> **INSTRUCTIONS FOR THE TASK**
Write out the data below exactly as given, without any of its pictures.

> **INPUT ROWS**

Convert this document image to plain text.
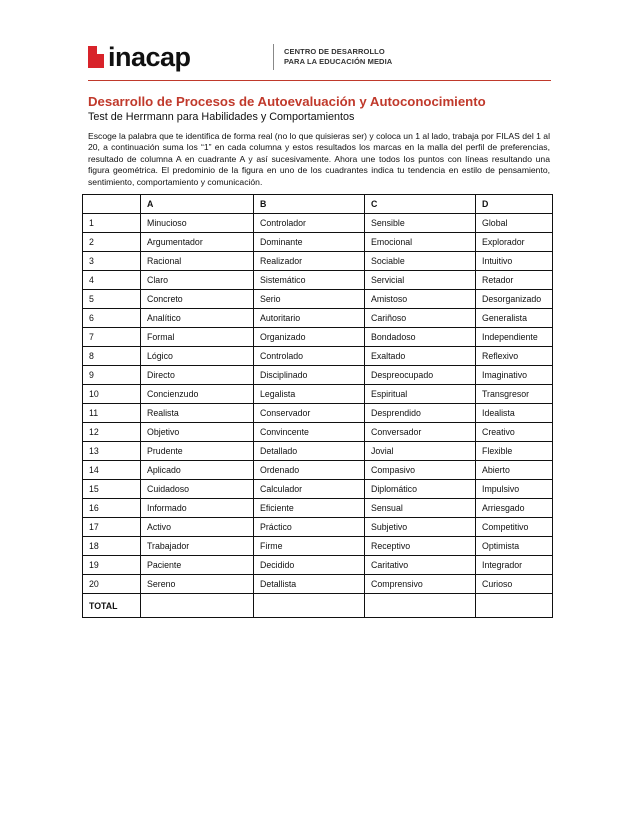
inacap	CENTRO DE DESARROLLO
PARA LA EDUCACIÓN MEDIA
Desarrollo de Procesos de Autoevaluación y Autoconocimiento
Test de Herrmann para Habilidades y Comportamientos
Escoge la palabra que te identifica de forma real (no lo que quisieras ser) y coloca un 1 al lado, trabaja por FILAS del 1 al 20, a continuación suma los “1” en cada columna y estos resultados los marcas en la malla del perfil de preferencias, resultado de columna A en cuadrante A y así sucesivamente. Ahora une todos los puntos con líneas resultando una figura geométrica. El predominio de la figura en uno de los cuadrantes indica tu tendencia en estilo de pensamiento, sentimiento, comportamiento y comunicación.
	A	B	C	D
1	Minucioso	Controlador	Sensible	Global
2	Argumentador	Dominante	Emocional	Explorador
3	Racional	Realizador	Sociable	Intuitivo
4	Claro	Sistemático	Servicial	Retador
5	Concreto	Serio	Amistoso	Desorganizado
6	Analítico	Autoritario	Cariñoso	Generalista
7	Formal	Organizado	Bondadoso	Independiente
8	Lógico	Controlado	Exaltado	Reflexivo
9	Directo	Disciplinado	Despreocupado	Imaginativo
10	Concienzudo	Legalista	Espiritual	Transgresor
11	Realista	Conservador	Desprendido	Idealista
12	Objetivo	Convincente	Conversador	Creativo
13	Prudente	Detallado	Jovial	Flexible
14	Aplicado	Ordenado	Compasivo	Abierto
15	Cuidadoso	Calculador	Diplomático	Impulsivo
16	Informado	Eficiente	Sensual	Arriesgado
17	Activo	Práctico	Subjetivo	Competitivo
18	Trabajador	Firme	Receptivo	Optimista
19	Paciente	Decidido	Caritativo	Integrador
20	Sereno	Detallista	Comprensivo	Curioso
TOTAL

> **EXERCISE RESULT**
Convert this document image to plain text.
inacap	CENTRO DE DESARROLLO
PARA LA EDUCACIÓN MEDIA
Desarrollo de Procesos de Autoevaluación y Autoconocimiento
Test de Herrmann para Habilidades y Comportamientos
Escoge la palabra que te identifica de forma real (no lo que quisieras ser) y coloca un 1 al lado, trabaja por FILAS del 1 al 20, a continuación suma los “1” en cada columna y estos resultados los marcas en la malla del perfil de preferencias, resultado de columna A en cuadrante A y así sucesivamente. Ahora une todos los puntos con líneas resultando una figura geométrica. El predominio de la figura en uno de los cuadrantes indica tu tendencia en estilo de pensamiento, sentimiento, comportamiento y comunicación.
	A	B	C	D
1	Minucioso	Controlador	Sensible	Global
2	Argumentador	Dominante	Emocional	Explorador
3	Racional	Realizador	Sociable	Intuitivo
4	Claro	Sistemático	Servicial	Retador
5	Concreto	Serio	Amistoso	Desorganizado
6	Analítico	Autoritario	Cariñoso	Generalista
7	Formal	Organizado	Bondadoso	Independiente
8	Lógico	Controlado	Exaltado	Reflexivo
9	Directo	Disciplinado	Despreocupado	Imaginativo
10	Concienzudo	Legalista	Espiritual	Transgresor
11	Realista	Conservador	Desprendido	Idealista
12	Objetivo	Convincente	Conversador	Creativo
13	Prudente	Detallado	Jovial	Flexible
14	Aplicado	Ordenado	Compasivo	Abierto
15	Cuidadoso	Calculador	Diplomático	Impulsivo
16	Informado	Eficiente	Sensual	Arriesgado
17	Activo	Práctico	Subjetivo	Competitivo
18	Trabajador	Firme	Receptivo	Optimista
19	Paciente	Decidido	Caritativo	Integrador
20	Sereno	Detallista	Comprensivo	Curioso
TOTAL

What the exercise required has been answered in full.